>> start Data for processing

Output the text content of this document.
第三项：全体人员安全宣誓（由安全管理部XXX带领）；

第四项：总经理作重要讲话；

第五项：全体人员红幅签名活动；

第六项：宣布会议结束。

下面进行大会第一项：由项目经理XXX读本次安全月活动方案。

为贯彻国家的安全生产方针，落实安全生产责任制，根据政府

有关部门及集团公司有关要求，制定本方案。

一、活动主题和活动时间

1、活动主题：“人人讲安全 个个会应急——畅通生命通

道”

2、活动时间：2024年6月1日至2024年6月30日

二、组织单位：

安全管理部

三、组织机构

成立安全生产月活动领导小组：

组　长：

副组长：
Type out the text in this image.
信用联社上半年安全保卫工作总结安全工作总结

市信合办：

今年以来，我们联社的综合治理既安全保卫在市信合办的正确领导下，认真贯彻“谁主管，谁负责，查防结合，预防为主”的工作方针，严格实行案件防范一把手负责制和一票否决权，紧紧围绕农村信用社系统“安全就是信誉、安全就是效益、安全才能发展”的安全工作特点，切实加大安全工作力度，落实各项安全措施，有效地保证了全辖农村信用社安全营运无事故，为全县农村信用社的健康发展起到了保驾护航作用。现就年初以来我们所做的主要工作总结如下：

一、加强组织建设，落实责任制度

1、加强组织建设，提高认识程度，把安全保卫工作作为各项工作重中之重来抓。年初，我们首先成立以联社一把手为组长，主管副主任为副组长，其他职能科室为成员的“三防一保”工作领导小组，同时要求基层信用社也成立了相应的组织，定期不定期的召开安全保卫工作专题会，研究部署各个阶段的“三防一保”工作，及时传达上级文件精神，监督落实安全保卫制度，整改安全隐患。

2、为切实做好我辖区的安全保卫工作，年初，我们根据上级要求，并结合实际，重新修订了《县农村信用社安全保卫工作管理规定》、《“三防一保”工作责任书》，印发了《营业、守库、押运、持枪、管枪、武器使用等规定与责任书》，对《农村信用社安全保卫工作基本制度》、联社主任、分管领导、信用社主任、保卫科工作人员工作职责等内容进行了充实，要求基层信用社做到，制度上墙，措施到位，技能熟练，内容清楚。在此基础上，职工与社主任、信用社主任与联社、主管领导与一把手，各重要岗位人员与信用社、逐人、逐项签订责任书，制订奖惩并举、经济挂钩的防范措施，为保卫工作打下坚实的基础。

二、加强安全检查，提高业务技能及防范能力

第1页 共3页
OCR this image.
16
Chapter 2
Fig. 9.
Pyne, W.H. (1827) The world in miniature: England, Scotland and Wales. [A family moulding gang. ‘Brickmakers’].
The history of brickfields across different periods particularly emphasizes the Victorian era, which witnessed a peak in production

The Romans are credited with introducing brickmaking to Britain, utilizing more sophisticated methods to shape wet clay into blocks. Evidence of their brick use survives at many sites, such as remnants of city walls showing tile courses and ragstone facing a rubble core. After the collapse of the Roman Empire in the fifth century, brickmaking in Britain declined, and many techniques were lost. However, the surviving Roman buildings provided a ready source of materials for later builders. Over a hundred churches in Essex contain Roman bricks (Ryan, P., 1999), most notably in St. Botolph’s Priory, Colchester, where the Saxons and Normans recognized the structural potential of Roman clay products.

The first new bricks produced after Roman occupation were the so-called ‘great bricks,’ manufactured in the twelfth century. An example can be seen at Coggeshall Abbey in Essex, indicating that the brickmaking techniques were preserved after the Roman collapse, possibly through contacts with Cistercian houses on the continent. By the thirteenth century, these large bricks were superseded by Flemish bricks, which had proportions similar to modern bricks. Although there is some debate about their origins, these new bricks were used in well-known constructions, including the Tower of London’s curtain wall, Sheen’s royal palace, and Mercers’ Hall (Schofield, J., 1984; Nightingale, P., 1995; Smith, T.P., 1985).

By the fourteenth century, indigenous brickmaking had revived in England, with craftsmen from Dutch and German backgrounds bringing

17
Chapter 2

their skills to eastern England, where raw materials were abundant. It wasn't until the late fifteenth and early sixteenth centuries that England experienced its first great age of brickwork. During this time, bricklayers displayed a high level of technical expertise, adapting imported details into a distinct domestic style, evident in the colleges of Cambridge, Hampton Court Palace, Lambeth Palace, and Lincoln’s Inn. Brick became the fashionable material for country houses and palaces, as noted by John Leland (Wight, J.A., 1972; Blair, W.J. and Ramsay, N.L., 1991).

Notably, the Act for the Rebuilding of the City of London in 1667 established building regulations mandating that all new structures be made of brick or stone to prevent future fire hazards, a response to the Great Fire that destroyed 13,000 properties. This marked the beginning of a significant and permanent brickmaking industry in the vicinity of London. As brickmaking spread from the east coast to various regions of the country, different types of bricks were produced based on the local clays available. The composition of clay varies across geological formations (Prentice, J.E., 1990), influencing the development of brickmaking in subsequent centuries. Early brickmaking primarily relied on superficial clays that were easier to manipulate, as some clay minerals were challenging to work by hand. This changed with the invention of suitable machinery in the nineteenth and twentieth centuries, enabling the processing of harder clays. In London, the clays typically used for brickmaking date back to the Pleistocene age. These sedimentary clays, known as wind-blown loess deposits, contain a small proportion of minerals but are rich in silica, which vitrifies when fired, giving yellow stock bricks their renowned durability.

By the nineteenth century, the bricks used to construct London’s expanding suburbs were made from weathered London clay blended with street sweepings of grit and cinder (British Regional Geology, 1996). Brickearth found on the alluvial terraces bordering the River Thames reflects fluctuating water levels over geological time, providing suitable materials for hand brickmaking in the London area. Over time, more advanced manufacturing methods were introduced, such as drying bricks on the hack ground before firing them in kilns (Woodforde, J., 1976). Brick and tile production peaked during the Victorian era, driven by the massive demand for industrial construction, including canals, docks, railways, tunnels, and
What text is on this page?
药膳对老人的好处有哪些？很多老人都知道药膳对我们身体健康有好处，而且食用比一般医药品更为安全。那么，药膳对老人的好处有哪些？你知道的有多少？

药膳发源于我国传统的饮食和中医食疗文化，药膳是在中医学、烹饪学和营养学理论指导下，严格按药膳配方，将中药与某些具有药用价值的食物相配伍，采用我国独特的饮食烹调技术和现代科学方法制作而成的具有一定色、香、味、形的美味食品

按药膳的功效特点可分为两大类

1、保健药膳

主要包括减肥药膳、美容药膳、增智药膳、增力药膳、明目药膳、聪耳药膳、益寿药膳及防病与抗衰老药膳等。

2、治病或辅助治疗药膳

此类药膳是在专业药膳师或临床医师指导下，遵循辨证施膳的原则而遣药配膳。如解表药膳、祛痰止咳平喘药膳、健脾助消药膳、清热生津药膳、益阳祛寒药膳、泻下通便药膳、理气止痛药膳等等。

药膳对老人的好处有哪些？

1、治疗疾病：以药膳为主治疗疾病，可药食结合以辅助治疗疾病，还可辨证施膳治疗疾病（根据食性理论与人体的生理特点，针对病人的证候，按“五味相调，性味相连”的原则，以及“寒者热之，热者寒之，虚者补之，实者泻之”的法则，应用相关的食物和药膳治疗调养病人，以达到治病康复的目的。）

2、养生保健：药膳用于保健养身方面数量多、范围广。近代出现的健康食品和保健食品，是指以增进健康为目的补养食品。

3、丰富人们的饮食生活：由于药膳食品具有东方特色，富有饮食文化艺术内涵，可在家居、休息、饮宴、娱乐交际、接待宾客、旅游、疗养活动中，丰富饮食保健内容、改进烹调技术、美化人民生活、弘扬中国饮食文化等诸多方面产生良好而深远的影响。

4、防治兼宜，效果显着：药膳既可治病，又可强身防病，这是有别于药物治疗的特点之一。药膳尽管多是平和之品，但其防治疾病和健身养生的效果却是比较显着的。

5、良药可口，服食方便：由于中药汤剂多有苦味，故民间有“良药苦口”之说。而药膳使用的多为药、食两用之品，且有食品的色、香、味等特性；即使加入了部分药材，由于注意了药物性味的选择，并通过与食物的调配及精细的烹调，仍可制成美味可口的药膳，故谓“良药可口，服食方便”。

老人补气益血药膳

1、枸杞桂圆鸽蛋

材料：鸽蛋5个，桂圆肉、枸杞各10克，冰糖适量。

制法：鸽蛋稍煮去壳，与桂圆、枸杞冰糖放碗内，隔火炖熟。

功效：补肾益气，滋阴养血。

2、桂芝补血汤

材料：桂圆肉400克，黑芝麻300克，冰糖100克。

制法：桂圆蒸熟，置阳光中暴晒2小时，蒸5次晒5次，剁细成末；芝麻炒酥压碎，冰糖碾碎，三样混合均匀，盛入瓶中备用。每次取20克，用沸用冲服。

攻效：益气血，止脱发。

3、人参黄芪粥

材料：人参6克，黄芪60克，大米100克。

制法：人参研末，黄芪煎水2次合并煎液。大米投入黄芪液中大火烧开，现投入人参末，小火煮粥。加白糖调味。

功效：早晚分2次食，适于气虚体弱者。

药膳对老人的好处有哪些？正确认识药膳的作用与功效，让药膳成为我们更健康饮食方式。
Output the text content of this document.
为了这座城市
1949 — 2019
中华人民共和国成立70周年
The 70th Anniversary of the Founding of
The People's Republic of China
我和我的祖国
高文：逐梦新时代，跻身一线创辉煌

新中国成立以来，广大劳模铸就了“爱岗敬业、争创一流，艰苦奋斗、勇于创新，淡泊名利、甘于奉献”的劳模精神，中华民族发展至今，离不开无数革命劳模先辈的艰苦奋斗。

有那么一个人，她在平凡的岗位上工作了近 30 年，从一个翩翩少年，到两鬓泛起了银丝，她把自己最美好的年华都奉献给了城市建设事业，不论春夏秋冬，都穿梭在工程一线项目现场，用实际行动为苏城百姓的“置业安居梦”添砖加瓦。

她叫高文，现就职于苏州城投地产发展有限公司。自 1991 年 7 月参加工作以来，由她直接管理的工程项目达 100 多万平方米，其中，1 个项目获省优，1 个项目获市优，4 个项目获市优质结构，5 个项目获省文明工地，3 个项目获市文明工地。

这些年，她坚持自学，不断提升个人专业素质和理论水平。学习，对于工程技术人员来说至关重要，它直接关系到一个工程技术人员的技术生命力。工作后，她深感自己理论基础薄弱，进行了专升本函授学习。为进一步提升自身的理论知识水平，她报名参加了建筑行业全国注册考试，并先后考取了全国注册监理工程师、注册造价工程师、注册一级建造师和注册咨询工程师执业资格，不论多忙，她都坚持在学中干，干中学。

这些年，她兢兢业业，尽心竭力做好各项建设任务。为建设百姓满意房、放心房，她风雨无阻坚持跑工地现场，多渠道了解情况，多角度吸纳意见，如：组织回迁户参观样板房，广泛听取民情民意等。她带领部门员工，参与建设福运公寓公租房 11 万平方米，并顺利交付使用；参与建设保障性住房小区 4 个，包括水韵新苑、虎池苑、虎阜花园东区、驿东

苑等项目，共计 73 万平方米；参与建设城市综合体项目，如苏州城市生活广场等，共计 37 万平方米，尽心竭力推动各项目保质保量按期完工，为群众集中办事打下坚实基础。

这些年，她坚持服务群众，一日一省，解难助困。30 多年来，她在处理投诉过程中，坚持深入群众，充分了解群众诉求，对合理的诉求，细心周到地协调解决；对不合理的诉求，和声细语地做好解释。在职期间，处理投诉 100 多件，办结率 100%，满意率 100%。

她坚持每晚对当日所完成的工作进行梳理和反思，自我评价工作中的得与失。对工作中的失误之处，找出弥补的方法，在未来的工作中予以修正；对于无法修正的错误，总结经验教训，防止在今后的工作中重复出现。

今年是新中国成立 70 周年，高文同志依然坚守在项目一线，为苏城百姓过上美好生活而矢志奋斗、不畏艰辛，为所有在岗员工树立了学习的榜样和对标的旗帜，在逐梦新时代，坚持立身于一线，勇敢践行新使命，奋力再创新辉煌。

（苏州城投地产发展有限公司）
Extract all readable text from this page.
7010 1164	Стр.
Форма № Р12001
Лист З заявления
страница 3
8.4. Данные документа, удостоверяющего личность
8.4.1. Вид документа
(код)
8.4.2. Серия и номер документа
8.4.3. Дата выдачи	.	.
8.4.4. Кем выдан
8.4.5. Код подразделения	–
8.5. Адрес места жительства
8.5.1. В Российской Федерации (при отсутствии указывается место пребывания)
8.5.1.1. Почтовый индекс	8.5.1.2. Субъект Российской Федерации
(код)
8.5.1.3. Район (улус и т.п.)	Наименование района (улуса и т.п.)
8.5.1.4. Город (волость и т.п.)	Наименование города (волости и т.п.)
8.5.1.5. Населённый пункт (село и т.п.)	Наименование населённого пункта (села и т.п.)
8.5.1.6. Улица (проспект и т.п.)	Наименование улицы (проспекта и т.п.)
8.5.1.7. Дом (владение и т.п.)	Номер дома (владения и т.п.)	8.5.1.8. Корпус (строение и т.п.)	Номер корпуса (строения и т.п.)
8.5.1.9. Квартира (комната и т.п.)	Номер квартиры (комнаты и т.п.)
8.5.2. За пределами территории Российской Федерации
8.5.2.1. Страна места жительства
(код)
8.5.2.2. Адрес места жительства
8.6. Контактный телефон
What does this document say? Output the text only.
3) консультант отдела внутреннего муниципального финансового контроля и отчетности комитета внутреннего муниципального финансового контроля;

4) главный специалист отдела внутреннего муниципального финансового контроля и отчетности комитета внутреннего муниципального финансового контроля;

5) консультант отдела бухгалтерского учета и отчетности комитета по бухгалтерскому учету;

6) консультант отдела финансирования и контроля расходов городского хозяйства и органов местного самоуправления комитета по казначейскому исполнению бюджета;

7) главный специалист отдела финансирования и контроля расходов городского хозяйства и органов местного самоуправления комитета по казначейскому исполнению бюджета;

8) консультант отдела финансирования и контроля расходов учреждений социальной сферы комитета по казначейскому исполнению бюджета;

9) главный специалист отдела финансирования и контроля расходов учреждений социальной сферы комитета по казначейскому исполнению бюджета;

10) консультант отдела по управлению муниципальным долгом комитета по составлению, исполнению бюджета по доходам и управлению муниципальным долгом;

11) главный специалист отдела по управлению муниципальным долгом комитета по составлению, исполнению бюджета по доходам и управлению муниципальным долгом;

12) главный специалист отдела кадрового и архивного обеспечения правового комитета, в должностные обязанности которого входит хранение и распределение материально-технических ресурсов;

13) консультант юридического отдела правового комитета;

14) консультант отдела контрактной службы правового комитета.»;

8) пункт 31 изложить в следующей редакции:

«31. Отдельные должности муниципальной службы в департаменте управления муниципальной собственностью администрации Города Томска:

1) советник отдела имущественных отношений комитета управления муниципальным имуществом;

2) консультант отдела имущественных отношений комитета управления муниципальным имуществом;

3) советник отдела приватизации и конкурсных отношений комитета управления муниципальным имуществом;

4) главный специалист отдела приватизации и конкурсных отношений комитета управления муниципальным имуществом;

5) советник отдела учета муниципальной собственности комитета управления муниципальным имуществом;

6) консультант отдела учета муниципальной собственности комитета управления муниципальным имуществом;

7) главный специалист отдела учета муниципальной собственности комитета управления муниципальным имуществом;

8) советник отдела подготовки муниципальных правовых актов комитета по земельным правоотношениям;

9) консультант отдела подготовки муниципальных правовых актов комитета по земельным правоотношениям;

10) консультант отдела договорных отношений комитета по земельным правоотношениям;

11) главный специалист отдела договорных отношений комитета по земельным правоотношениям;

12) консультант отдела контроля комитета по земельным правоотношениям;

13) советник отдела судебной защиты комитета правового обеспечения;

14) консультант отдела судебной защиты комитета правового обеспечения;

>> end Data for processing

Extract each line from the listing that holds the word "What".

[Exercise result]
What text is on this page?
What does this document say? Output the text only.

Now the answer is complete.